# EXERCISE AIM
Transcribe each record below word for word.

#### ITEMS ####

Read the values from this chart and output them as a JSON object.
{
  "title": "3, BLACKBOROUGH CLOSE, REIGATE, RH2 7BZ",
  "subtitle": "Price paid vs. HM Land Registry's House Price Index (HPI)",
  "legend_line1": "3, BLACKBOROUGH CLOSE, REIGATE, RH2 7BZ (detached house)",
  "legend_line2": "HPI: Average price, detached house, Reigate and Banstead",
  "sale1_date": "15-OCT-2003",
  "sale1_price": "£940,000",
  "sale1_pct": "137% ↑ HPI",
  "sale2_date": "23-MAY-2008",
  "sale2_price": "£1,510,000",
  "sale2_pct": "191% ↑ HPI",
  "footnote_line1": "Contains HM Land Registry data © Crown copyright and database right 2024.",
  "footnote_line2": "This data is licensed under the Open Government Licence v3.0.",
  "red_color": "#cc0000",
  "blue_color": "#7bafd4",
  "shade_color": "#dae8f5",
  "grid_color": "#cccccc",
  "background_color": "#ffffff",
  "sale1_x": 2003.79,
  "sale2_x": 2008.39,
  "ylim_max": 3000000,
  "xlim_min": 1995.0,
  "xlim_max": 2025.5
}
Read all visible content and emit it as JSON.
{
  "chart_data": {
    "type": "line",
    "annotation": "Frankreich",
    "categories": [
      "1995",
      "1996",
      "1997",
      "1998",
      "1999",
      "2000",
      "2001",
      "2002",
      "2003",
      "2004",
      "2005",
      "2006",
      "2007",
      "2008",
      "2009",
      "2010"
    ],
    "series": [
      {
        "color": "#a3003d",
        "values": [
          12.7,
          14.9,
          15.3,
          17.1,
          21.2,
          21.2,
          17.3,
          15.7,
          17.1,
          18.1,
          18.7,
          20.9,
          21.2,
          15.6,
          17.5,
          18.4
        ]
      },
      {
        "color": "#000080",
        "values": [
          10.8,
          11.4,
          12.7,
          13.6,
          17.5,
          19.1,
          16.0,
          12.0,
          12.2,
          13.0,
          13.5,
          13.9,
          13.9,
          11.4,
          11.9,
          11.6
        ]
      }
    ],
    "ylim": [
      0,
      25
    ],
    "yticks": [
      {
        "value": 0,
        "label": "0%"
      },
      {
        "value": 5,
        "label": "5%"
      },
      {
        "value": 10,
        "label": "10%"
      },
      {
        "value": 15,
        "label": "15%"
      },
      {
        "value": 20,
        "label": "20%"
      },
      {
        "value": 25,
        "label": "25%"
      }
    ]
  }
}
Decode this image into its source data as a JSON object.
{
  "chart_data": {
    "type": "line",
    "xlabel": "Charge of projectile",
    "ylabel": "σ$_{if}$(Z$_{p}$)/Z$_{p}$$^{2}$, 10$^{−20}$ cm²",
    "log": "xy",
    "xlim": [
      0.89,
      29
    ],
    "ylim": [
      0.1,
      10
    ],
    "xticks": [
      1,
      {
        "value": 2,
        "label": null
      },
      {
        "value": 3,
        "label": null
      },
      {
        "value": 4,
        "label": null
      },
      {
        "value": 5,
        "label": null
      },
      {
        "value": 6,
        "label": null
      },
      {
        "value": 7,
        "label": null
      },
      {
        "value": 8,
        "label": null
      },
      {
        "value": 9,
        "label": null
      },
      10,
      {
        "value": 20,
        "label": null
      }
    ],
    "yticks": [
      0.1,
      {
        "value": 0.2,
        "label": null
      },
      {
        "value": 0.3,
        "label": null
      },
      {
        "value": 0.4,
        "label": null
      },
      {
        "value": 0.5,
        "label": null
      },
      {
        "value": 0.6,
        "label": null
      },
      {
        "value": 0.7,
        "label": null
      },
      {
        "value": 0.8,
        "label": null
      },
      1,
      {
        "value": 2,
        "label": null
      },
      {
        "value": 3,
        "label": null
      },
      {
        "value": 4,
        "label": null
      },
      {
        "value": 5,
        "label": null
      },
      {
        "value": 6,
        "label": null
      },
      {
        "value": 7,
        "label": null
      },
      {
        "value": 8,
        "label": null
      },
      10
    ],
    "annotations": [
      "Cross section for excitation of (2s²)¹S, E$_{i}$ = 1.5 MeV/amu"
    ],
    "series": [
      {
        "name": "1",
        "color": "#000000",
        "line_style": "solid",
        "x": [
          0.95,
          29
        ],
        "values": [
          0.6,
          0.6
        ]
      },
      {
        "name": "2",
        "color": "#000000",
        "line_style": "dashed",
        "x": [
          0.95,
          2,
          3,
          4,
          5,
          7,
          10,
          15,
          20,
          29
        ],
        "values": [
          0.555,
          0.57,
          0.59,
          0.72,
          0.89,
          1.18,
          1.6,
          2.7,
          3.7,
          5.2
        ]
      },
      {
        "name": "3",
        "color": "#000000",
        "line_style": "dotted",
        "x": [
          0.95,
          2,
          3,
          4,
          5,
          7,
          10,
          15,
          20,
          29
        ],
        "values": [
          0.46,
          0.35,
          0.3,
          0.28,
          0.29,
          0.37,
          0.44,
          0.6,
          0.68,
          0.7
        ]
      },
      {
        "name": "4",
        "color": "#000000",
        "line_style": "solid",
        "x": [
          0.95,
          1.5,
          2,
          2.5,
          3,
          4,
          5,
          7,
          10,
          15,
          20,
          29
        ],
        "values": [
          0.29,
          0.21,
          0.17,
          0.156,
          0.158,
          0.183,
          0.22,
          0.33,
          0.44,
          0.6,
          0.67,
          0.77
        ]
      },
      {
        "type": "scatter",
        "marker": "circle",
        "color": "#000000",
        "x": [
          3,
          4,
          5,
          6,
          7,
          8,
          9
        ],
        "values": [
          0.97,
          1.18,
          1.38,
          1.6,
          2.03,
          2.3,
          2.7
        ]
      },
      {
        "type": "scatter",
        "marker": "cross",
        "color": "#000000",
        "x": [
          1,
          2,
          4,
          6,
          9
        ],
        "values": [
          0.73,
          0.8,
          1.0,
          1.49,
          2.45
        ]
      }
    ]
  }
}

####

# ANSWER TO THIS TASK
Read the values from this chart and output them as a JSON object.
{
  "title": "3, BLACKBOROUGH CLOSE, REIGATE, RH2 7BZ",
  "subtitle": "Price paid vs. HM Land Registry's House Price Index (HPI)",
  "legend_line1": "3, BLACKBOROUGH CLOSE, REIGATE, RH2 7BZ (detached house)",
  "legend_line2": "HPI: Average price, detached house, Reigate and Banstead",
  "sale1_date": "15-OCT-2003",
  "sale1_price": "£940,000",
  "sale1_pct": "137% ↑ HPI",
  "sale2_date": "23-MAY-2008",
  "sale2_price": "£1,510,000",
  "sale2_pct": "191% ↑ HPI",
  "footnote_line1": "Contains HM Land Registry data © Crown copyright and database right 2024.",
  "footnote_line2": "This data is licensed under the Open Government Licence v3.0.",
  "red_color": "#cc0000",
  "blue_color": "#7bafd4",
  "shade_color": "#dae8f5",
  "grid_color": "#cccccc",
  "background_color": "#ffffff",
  "sale1_x": 2003.79,
  "sale2_x": 2008.39,
  "ylim_max": 3000000,
  "xlim_min": 1995.0,
  "xlim_max": 2025.5
}
Read all visible content and emit it as JSON.
{
  "chart_data": {
    "type": "line",
    "annotation": "Frankreich",
    "categories": [
      "1995",
      "1996",
      "1997",
      "1998",
      "1999",
      "2000",
      "2001",
      "2002",
      "2003",
      "2004",
      "2005",
      "2006",
      "2007",
      "2008",
      "2009",
      "2010"
    ],
    "series": [
      {
        "color": "#a3003d",
        "values": [
          12.7,
          14.9,
          15.3,
          17.1,
          21.2,
          21.2,
          17.3,
          15.7,
          17.1,
          18.1,
          18.7,
          20.9,
          21.2,
          15.6,
          17.5,
          18.4
        ]
      },
      {
        "color": "#000080",
        "values": [
          10.8,
          11.4,
          12.7,
          13.6,
          17.5,
          19.1,
          16.0,
          12.0,
          12.2,
          13.0,
          13.5,
          13.9,
          13.9,
          11.4,
          11.9,
          11.6
        ]
      }
    ],
    "ylim": [
      0,
      25
    ],
    "yticks": [
      {
        "value": 0,
        "label": "0%"
      },
      {
        "value": 5,
        "label": "5%"
      },
      {
        "value": 10,
        "label": "10%"
      },
      {
        "value": 15,
        "label": "15%"
      },
      {
        "value": 20,
        "label": "20%"
      },
      {
        "value": 25,
        "label": "25%"
      }
    ]
  }
}
Decode this image into its source data as a JSON object.
{
  "chart_data": {
    "type": "line",
    "xlabel": "Charge of projectile",
    "ylabel": "σ$_{if}$(Z$_{p}$)/Z$_{p}$$^{2}$, 10$^{−20}$ cm²",
    "log": "xy",
    "xlim": [
      0.89,
      29
    ],
    "ylim": [
      0.1,
      10
    ],
    "xticks": [
      1,
      {
        "value": 2,
        "label": null
      },
      {
        "value": 3,
        "label": null
      },
      {
        "value": 4,
        "label": null
      },
      {
        "value": 5,
        "label": null
      },
      {
        "value": 6,
        "label": null
      },
      {
        "value": 7,
        "label": null
      },
      {
        "value": 8,
        "label": null
      },
      {
        "value": 9,
        "label": null
      },
      10,
      {
        "value": 20,
        "label": null
      }
    ],
    "yticks": [
      0.1,
      {
        "value": 0.2,
        "label": null
      },
      {
        "value": 0.3,
        "label": null
      },
      {
        "value": 0.4,
        "label": null
      },
      {
        "value": 0.5,
        "label": null
      },
      {
        "value": 0.6,
        "label": null
      },
      {
        "value": 0.7,
        "label": null
      },
      {
        "value": 0.8,
        "label": null
      },
      1,
      {
        "value": 2,
        "label": null
      },
      {
        "value": 3,
        "label": null
      },
      {
        "value": 4,
        "label": null
      },
      {
        "value": 5,
        "label": null
      },
      {
        "value": 6,
        "label": null
      },
      {
        "value": 7,
        "label": null
      },
      {
        "value": 8,
        "label": null
      },
      10
    ],
    "annotations": [
      "Cross section for excitation of (2s²)¹S, E$_{i}$ = 1.5 MeV/amu"
    ],
    "series": [
      {
        "name": "1",
        "color": "#000000",
        "line_style": "solid",
        "x": [
          0.95,
          29
        ],
        "values": [
          0.6,
          0.6
        ]
      },
      {
        "name": "2",
        "color": "#000000",
        "line_style": "dashed",
        "x": [
          0.95,
          2,
          3,
          4,
          5,
          7,
          10,
          15,
          20,
          29
        ],
        "values": [
          0.555,
          0.57,
          0.59,
          0.72,
          0.89,
          1.18,
          1.6,
          2.7,
          3.7,
          5.2
        ]
      },
      {
        "name": "3",
        "color": "#000000",
        "line_style": "dotted",
        "x": [
          0.95,
          2,
          3,
          4,
          5,
          7,
          10,
          15,
          20,
          29
        ],
        "values": [
          0.46,
          0.35,
          0.3,
          0.28,
          0.29,
          0.37,
          0.44,
          0.6,
          0.68,
          0.7
        ]
      },
      {
        "name": "4",
        "color": "#000000",
        "line_style": "solid",
        "x": [
          0.95,
          1.5,
          2,
          2.5,
          3,
          4,
          5,
          7,
          10,
          15,
          20,
          29
        ],
        "values": [
          0.29,
          0.21,
          0.17,
          0.156,
          0.158,
          0.183,
          0.22,
          0.33,
          0.44,
          0.6,
          0.67,
          0.77
        ]
      },
      {
        "type": "scatter",
        "marker": "circle",
        "color": "#000000",
        "x": [
          3,
          4,
          5,
          6,
          7,
          8,
          9
        ],
        "values": [
          0.97,
          1.18,
          1.38,
          1.6,
          2.03,
          2.3,
          2.7
        ]
      },
      {
        "type": "scatter",
        "marker": "cross",
        "color": "#000000",
        "x": [
          1,
          2,
          4,
          6,
          9
        ],
        "values": [
          0.73,
          0.8,
          1.0,
          1.49,
          2.45
        ]
      }
    ]
  }
}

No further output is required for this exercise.